What you will do: Reproduce all entries precisely as they are written.

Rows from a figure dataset
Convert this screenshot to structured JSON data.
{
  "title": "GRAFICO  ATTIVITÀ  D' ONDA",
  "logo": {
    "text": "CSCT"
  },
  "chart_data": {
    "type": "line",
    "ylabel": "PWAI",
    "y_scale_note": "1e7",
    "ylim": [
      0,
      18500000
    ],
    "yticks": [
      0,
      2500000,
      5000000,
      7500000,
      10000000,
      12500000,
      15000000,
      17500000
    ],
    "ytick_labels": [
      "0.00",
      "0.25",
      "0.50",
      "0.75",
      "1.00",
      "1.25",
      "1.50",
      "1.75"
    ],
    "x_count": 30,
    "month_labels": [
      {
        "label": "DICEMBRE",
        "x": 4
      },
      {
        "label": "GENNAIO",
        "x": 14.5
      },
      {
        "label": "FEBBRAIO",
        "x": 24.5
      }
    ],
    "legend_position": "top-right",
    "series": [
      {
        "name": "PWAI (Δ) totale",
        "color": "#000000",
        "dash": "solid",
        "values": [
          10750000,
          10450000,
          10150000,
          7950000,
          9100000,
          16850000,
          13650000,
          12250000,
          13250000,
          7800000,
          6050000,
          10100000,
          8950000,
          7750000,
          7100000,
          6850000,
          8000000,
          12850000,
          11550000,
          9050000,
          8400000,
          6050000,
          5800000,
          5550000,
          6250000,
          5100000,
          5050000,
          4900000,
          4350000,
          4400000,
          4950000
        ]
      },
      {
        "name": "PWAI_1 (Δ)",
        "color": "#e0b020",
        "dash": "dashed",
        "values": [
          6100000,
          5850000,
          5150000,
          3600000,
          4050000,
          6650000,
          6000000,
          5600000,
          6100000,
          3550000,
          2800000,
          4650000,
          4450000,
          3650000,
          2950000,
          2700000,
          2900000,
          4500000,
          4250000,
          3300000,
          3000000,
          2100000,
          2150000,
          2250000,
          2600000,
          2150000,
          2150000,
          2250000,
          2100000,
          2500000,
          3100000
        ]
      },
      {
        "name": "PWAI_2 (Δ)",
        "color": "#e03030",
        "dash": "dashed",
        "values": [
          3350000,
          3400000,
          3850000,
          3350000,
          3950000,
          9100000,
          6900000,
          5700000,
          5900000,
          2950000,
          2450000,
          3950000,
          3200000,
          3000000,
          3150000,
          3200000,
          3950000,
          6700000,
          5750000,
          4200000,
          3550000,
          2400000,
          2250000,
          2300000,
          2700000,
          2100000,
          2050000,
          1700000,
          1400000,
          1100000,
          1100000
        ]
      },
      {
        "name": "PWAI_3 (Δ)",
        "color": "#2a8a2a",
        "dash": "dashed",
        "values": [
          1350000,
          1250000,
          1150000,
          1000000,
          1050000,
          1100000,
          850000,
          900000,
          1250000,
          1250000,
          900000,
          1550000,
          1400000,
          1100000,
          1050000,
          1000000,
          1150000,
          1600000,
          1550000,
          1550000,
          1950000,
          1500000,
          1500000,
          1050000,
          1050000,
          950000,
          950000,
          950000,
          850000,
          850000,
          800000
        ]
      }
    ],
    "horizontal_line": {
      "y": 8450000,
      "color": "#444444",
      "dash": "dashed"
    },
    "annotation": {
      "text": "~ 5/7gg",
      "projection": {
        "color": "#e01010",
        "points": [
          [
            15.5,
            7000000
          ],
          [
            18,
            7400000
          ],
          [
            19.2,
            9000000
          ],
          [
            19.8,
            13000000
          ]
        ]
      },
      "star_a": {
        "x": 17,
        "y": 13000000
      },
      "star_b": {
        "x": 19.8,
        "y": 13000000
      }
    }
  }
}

Task result:
Convert this screenshot to structured JSON data.
{
  "title": "GRAFICO  ATTIVITÀ  D' ONDA",
  "logo": {
    "text": "CSCT"
  },
  "chart_data": {
    "type": "line",
    "ylabel": "PWAI",
    "y_scale_note": "1e7",
    "ylim": [
      0,
      18500000
    ],
    "yticks": [
      0,
      2500000,
      5000000,
      7500000,
      10000000,
      12500000,
      15000000,
      17500000
    ],
    "ytick_labels": [
      "0.00",
      "0.25",
      "0.50",
      "0.75",
      "1.00",
      "1.25",
      "1.50",
      "1.75"
    ],
    "x_count": 30,
    "month_labels": [
      {
        "label": "DICEMBRE",
        "x": 4
      },
      {
        "label": "GENNAIO",
        "x": 14.5
      },
      {
        "label": "FEBBRAIO",
        "x": 24.5
      }
    ],
    "legend_position": "top-right",
    "series": [
      {
        "name": "PWAI (Δ) totale",
        "color": "#000000",
        "dash": "solid",
        "values": [
          10750000,
          10450000,
          10150000,
          7950000,
          9100000,
          16850000,
          13650000,
          12250000,
          13250000,
          7800000,
          6050000,
          10100000,
          8950000,
          7750000,
          7100000,
          6850000,
          8000000,
          12850000,
          11550000,
          9050000,
          8400000,
          6050000,
          5800000,
          5550000,
          6250000,
          5100000,
          5050000,
          4900000,
          4350000,
          4400000,
          4950000
        ]
      },
      {
        "name": "PWAI_1 (Δ)",
        "color": "#e0b020",
        "dash": "dashed",
        "values": [
          6100000,
          5850000,
          5150000,
          3600000,
          4050000,
          6650000,
          6000000,
          5600000,
          6100000,
          3550000,
          2800000,
          4650000,
          4450000,
          3650000,
          2950000,
          2700000,
          2900000,
          4500000,
          4250000,
          3300000,
          3000000,
          2100000,
          2150000,
          2250000,
          2600000,
          2150000,
          2150000,
          2250000,
          2100000,
          2500000,
          3100000
        ]
      },
      {
        "name": "PWAI_2 (Δ)",
        "color": "#e03030",
        "dash": "dashed",
        "values": [
          3350000,
          3400000,
          3850000,
          3350000,
          3950000,
          9100000,
          6900000,
          5700000,
          5900000,
          2950000,
          2450000,
          3950000,
          3200000,
          3000000,
          3150000,
          3200000,
          3950000,
          6700000,
          5750000,
          4200000,
          3550000,
          2400000,
          2250000,
          2300000,
          2700000,
          2100000,
          2050000,
          1700000,
          1400000,
          1100000,
          1100000
        ]
      },
      {
        "name": "PWAI_3 (Δ)",
        "color": "#2a8a2a",
        "dash": "dashed",
        "values": [
          1350000,
          1250000,
          1150000,
          1000000,
          1050000,
          1100000,
          850000,
          900000,
          1250000,
          1250000,
          900000,
          1550000,
          1400000,
          1100000,
          1050000,
          1000000,
          1150000,
          1600000,
          1550000,
          1550000,
          1950000,
          1500000,
          1500000,
          1050000,
          1050000,
          950000,
          950000,
          950000,
          850000,
          850000,
          800000
        ]
      }
    ],
    "horizontal_line": {
      "y": 8450000,
      "color": "#444444",
      "dash": "dashed"
    },
    "annotation": {
      "text": "~ 5/7gg",
      "projection": {
        "color": "#e01010",
        "points": [
          [
            15.5,
            7000000
          ],
          [
            18,
            7400000
          ],
          [
            19.2,
            9000000
          ],
          [
            19.8,
            13000000
          ]
        ]
      },
      "star_a": {
        "x": 17,
        "y": 13000000
      },
      "star_b": {
        "x": 19.8,
        "y": 13000000
      }
    }
  }
}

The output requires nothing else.